● **Short problem**: Repeat, without any change, the entries presented below.

╭─ Data entries

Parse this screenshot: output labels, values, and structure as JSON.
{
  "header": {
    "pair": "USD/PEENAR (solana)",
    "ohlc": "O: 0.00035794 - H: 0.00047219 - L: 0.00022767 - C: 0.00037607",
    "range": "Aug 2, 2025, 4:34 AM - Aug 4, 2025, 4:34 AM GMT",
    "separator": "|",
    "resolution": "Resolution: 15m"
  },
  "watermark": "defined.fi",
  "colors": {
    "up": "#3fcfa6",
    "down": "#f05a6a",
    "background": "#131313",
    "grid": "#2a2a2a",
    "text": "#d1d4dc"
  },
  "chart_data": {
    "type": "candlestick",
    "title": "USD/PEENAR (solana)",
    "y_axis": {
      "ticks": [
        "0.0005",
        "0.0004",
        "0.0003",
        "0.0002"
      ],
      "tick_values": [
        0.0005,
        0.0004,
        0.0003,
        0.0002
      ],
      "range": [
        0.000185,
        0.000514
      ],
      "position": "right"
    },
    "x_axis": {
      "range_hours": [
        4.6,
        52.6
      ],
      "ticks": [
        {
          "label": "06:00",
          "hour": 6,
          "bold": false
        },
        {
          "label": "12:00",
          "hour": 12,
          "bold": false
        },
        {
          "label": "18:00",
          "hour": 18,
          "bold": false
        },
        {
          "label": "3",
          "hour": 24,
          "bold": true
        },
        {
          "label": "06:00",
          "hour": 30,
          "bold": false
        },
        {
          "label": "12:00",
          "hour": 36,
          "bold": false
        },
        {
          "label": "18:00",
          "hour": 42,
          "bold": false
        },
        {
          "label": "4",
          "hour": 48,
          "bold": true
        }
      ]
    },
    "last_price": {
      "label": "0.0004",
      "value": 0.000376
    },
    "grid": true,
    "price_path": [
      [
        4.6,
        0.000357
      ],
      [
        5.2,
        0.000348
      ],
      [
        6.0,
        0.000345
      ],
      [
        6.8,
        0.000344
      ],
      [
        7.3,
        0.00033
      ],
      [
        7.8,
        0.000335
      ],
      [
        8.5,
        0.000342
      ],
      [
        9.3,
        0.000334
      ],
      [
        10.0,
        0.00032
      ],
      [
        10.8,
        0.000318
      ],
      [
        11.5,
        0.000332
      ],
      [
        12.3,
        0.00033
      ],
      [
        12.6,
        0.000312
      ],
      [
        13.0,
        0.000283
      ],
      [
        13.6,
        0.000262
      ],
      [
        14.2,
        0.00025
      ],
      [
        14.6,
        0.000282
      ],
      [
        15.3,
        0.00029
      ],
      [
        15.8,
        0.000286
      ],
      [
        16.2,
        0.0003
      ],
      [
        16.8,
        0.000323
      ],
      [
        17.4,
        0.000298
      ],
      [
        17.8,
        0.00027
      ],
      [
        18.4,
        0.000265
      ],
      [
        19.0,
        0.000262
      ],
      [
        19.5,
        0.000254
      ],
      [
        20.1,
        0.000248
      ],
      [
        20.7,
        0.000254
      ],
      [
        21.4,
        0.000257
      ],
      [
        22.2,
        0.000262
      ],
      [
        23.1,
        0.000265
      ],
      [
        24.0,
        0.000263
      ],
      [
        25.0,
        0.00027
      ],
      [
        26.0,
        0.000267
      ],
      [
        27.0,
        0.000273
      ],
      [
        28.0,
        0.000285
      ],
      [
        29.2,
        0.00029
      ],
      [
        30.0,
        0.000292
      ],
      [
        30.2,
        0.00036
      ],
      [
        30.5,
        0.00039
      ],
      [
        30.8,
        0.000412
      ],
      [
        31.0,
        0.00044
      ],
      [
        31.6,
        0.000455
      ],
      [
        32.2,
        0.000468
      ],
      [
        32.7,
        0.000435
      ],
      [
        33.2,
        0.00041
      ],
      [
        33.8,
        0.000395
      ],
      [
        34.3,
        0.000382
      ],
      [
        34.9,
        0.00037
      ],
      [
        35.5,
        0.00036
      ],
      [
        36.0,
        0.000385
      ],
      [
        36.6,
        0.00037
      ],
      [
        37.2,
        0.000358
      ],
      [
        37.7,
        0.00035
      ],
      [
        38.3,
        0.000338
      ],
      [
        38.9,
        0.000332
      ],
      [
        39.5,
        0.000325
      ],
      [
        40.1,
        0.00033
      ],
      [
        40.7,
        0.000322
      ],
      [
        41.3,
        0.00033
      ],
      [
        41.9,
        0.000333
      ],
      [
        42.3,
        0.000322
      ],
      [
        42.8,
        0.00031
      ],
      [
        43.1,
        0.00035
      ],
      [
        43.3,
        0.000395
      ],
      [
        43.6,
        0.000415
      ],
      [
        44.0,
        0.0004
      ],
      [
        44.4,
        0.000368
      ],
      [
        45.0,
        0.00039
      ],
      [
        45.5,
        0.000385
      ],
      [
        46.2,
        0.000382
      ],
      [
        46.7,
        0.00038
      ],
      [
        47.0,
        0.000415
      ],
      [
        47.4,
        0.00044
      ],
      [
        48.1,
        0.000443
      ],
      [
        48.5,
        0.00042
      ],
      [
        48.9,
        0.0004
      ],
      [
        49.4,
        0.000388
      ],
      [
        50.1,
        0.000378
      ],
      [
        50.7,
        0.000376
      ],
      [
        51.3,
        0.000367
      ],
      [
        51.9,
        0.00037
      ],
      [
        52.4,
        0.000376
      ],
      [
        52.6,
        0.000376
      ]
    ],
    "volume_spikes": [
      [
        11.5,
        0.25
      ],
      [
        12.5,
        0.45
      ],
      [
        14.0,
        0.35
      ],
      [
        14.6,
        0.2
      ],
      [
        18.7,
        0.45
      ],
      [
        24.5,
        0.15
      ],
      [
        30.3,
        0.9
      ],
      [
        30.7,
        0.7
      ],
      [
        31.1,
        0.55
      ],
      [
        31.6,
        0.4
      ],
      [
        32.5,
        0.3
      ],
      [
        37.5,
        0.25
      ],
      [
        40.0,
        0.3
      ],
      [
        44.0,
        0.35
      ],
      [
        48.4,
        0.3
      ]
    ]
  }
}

╰─

● **Output of the exercise**:
Parse this screenshot: output labels, values, and structure as JSON.
{
  "header": {
    "pair": "USD/PEENAR (solana)",
    "ohlc": "O: 0.00035794 - H: 0.00047219 - L: 0.00022767 - C: 0.00037607",
    "range": "Aug 2, 2025, 4:34 AM - Aug 4, 2025, 4:34 AM GMT",
    "separator": "|",
    "resolution": "Resolution: 15m"
  },
  "watermark": "defined.fi",
  "colors": {
    "up": "#3fcfa6",
    "down": "#f05a6a",
    "background": "#131313",
    "grid": "#2a2a2a",
    "text": "#d1d4dc"
  },
  "chart_data": {
    "type": "candlestick",
    "title": "USD/PEENAR (solana)",
    "y_axis": {
      "ticks": [
        "0.0005",
        "0.0004",
        "0.0003",
        "0.0002"
      ],
      "tick_values": [
        0.0005,
        0.0004,
        0.0003,
        0.0002
      ],
      "range": [
        0.000185,
        0.000514
      ],
      "position": "right"
    },
    "x_axis": {
      "range_hours": [
        4.6,
        52.6
      ],
      "ticks": [
        {
          "label": "06:00",
          "hour": 6,
          "bold": false
        },
        {
          "label": "12:00",
          "hour": 12,
          "bold": false
        },
        {
          "label": "18:00",
          "hour": 18,
          "bold": false
        },
        {
          "label": "3",
          "hour": 24,
          "bold": true
        },
        {
          "label": "06:00",
          "hour": 30,
          "bold": false
        },
        {
          "label": "12:00",
          "hour": 36,
          "bold": false
        },
        {
          "label": "18:00",
          "hour": 42,
          "bold": false
        },
        {
          "label": "4",
          "hour": 48,
          "bold": true
        }
      ]
    },
    "last_price": {
      "label": "0.0004",
      "value": 0.000376
    },
    "grid": true,
    "price_path": [
      [
        4.6,
        0.000357
      ],
      [
        5.2,
        0.000348
      ],
      [
        6.0,
        0.000345
      ],
      [
        6.8,
        0.000344
      ],
      [
        7.3,
        0.00033
      ],
      [
        7.8,
        0.000335
      ],
      [
        8.5,
        0.000342
      ],
      [
        9.3,
        0.000334
      ],
      [
        10.0,
        0.00032
      ],
      [
        10.8,
        0.000318
      ],
      [
        11.5,
        0.000332
      ],
      [
        12.3,
        0.00033
      ],
      [
        12.6,
        0.000312
      ],
      [
        13.0,
        0.000283
      ],
      [
        13.6,
        0.000262
      ],
      [
        14.2,
        0.00025
      ],
      [
        14.6,
        0.000282
      ],
      [
        15.3,
        0.00029
      ],
      [
        15.8,
        0.000286
      ],
      [
        16.2,
        0.0003
      ],
      [
        16.8,
        0.000323
      ],
      [
        17.4,
        0.000298
      ],
      [
        17.8,
        0.00027
      ],
      [
        18.4,
        0.000265
      ],
      [
        19.0,
        0.000262
      ],
      [
        19.5,
        0.000254
      ],
      [
        20.1,
        0.000248
      ],
      [
        20.7,
        0.000254
      ],
      [
        21.4,
        0.000257
      ],
      [
        22.2,
        0.000262
      ],
      [
        23.1,
        0.000265
      ],
      [
        24.0,
        0.000263
      ],
      [
        25.0,
        0.00027
      ],
      [
        26.0,
        0.000267
      ],
      [
        27.0,
        0.000273
      ],
      [
        28.0,
        0.000285
      ],
      [
        29.2,
        0.00029
      ],
      [
        30.0,
        0.000292
      ],
      [
        30.2,
        0.00036
      ],
      [
        30.5,
        0.00039
      ],
      [
        30.8,
        0.000412
      ],
      [
        31.0,
        0.00044
      ],
      [
        31.6,
        0.000455
      ],
      [
        32.2,
        0.000468
      ],
      [
        32.7,
        0.000435
      ],
      [
        33.2,
        0.00041
      ],
      [
        33.8,
        0.000395
      ],
      [
        34.3,
        0.000382
      ],
      [
        34.9,
        0.00037
      ],
      [
        35.5,
        0.00036
      ],
      [
        36.0,
        0.000385
      ],
      [
        36.6,
        0.00037
      ],
      [
        37.2,
        0.000358
      ],
      [
        37.7,
        0.00035
      ],
      [
        38.3,
        0.000338
      ],
      [
        38.9,
        0.000332
      ],
      [
        39.5,
        0.000325
      ],
      [
        40.1,
        0.00033
      ],
      [
        40.7,
        0.000322
      ],
      [
        41.3,
        0.00033
      ],
      [
        41.9,
        0.000333
      ],
      [
        42.3,
        0.000322
      ],
      [
        42.8,
        0.00031
      ],
      [
        43.1,
        0.00035
      ],
      [
        43.3,
        0.000395
      ],
      [
        43.6,
        0.000415
      ],
      [
        44.0,
        0.0004
      ],
      [
        44.4,
        0.000368
      ],
      [
        45.0,
        0.00039
      ],
      [
        45.5,
        0.000385
      ],
      [
        46.2,
        0.000382
      ],
      [
        46.7,
        0.00038
      ],
      [
        47.0,
        0.000415
      ],
      [
        47.4,
        0.00044
      ],
      [
        48.1,
        0.000443
      ],
      [
        48.5,
        0.00042
      ],
      [
        48.9,
        0.0004
      ],
      [
        49.4,
        0.000388
      ],
      [
        50.1,
        0.000378
      ],
      [
        50.7,
        0.000376
      ],
      [
        51.3,
        0.000367
      ],
      [
        51.9,
        0.00037
      ],
      [
        52.4,
        0.000376
      ],
      [
        52.6,
        0.000376
      ]
    ],
    "volume_spikes": [
      [
        11.5,
        0.25
      ],
      [
        12.5,
        0.45
      ],
      [
        14.0,
        0.35
      ],
      [
        14.6,
        0.2
      ],
      [
        18.7,
        0.45
      ],
      [
        24.5,
        0.15
      ],
      [
        30.3,
        0.9
      ],
      [
        30.7,
        0.7
      ],
      [
        31.1,
        0.55
      ],
      [
        31.6,
        0.4
      ],
      [
        32.5,
        0.3
      ],
      [
        37.5,
        0.25
      ],
      [
        40.0,
        0.3
      ],
      [
        44.0,
        0.35
      ],
      [
        48.4,
        0.3
      ]
    ]
  }
}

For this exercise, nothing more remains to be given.